*TASK DETAILS*. Quote the records that follow in full, leaving the pictures out.
━━━━━ PROVIDED DATA
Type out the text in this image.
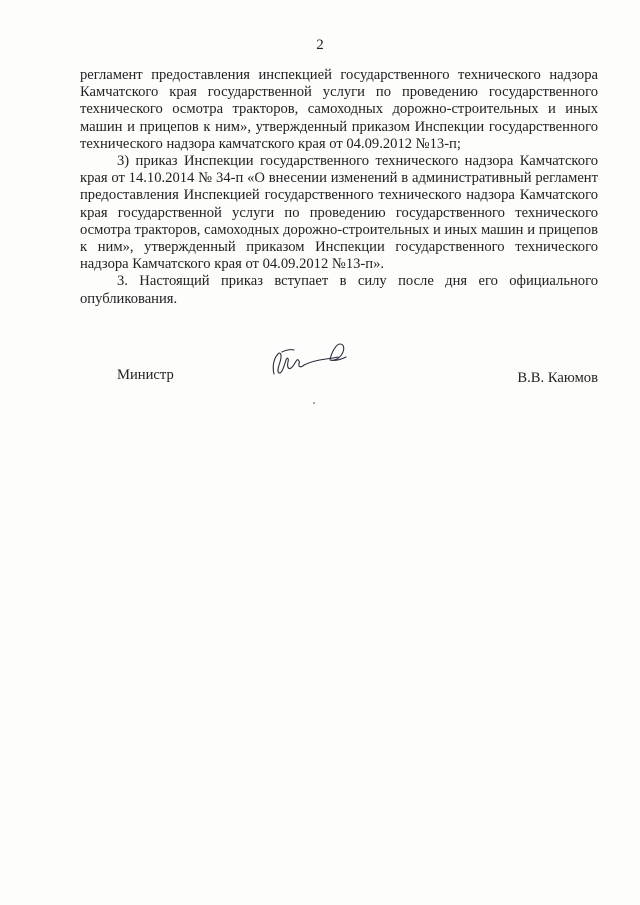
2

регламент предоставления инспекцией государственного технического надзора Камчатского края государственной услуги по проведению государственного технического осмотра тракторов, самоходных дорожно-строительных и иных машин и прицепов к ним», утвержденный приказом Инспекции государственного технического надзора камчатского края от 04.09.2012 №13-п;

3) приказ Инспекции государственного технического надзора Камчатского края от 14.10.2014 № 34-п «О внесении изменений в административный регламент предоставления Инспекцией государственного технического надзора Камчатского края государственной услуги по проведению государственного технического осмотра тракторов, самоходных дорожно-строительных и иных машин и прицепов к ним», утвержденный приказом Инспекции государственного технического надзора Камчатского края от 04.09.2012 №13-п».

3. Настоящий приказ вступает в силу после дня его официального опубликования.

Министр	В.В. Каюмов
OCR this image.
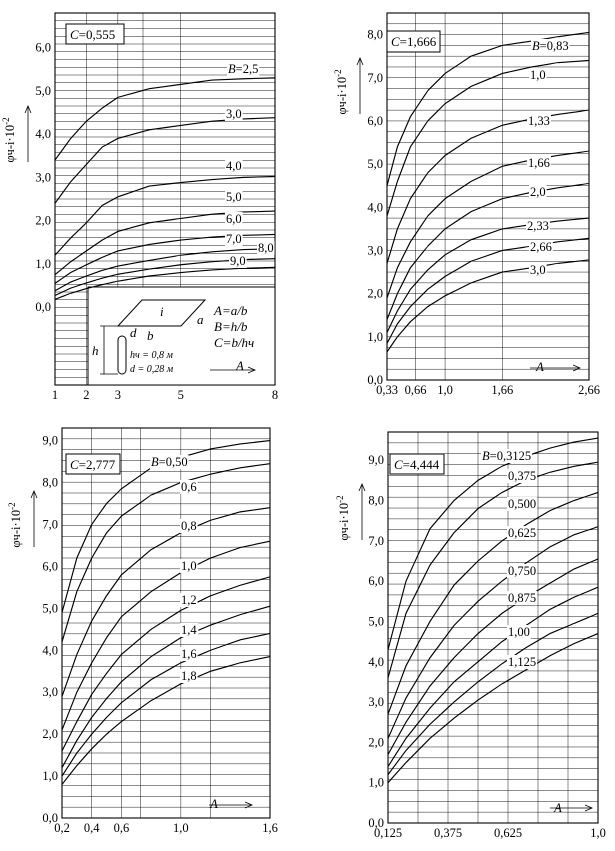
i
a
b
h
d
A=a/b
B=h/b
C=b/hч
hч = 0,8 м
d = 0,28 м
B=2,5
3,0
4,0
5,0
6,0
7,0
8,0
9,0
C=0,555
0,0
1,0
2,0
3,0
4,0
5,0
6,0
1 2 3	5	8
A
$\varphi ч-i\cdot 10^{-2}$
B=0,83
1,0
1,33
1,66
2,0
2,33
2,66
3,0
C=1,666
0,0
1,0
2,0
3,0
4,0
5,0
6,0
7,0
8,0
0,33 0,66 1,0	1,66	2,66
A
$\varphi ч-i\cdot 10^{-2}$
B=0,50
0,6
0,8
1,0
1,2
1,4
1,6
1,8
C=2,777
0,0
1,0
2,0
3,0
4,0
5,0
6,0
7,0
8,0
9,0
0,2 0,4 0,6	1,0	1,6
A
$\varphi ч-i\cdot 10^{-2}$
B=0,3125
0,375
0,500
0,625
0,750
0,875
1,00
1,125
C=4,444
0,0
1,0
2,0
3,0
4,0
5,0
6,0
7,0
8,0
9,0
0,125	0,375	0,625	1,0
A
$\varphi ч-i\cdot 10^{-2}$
━━━━━━━━━━
*SOLUTION TO THIS EXERCISE*.
Type out the text in this image.
2

регламент предоставления инспекцией государственного технического надзора Камчатского края государственной услуги по проведению государственного технического осмотра тракторов, самоходных дорожно-строительных и иных машин и прицепов к ним», утвержденный приказом Инспекции государственного технического надзора камчатского края от 04.09.2012 №13-п;

3) приказ Инспекции государственного технического надзора Камчатского края от 14.10.2014 № 34-п «О внесении изменений в административный регламент предоставления Инспекцией государственного технического надзора Камчатского края государственной услуги по проведению государственного технического осмотра тракторов, самоходных дорожно-строительных и иных машин и прицепов к ним», утвержденный приказом Инспекции государственного технического надзора Камчатского края от 04.09.2012 №13-п».

3. Настоящий приказ вступает в силу после дня его официального опубликования.

Министр	В.В. Каюмов
OCR this image.
i
a
b
h
d
A=a/b
B=h/b
C=b/hч
hч = 0,8 м
d = 0,28 м
B=2,5
3,0
4,0
5,0
6,0
7,0
8,0
9,0
C=0,555
0,0
1,0
2,0
3,0
4,0
5,0
6,0
1 2 3	5	8
A
$\varphi ч-i\cdot 10^{-2}$
B=0,83
1,0
1,33
1,66
2,0
2,33
2,66
3,0
C=1,666
0,0
1,0
2,0
3,0
4,0
5,0
6,0
7,0
8,0
0,33 0,66 1,0	1,66	2,66
A
$\varphi ч-i\cdot 10^{-2}$
B=0,50
0,6
0,8
1,0
1,2
1,4
1,6
1,8
C=2,777
0,0
1,0
2,0
3,0
4,0
5,0
6,0
7,0
8,0
9,0
0,2 0,4 0,6	1,0	1,6
A
$\varphi ч-i\cdot 10^{-2}$
B=0,3125
0,375
0,500
0,625
0,750
0,875
1,00
1,125
C=4,444
0,0
1,0
2,0
3,0
4,0
5,0
6,0
7,0
8,0
9,0
0,125	0,375	0,625	1,0
A
$\varphi ч-i\cdot 10^{-2}$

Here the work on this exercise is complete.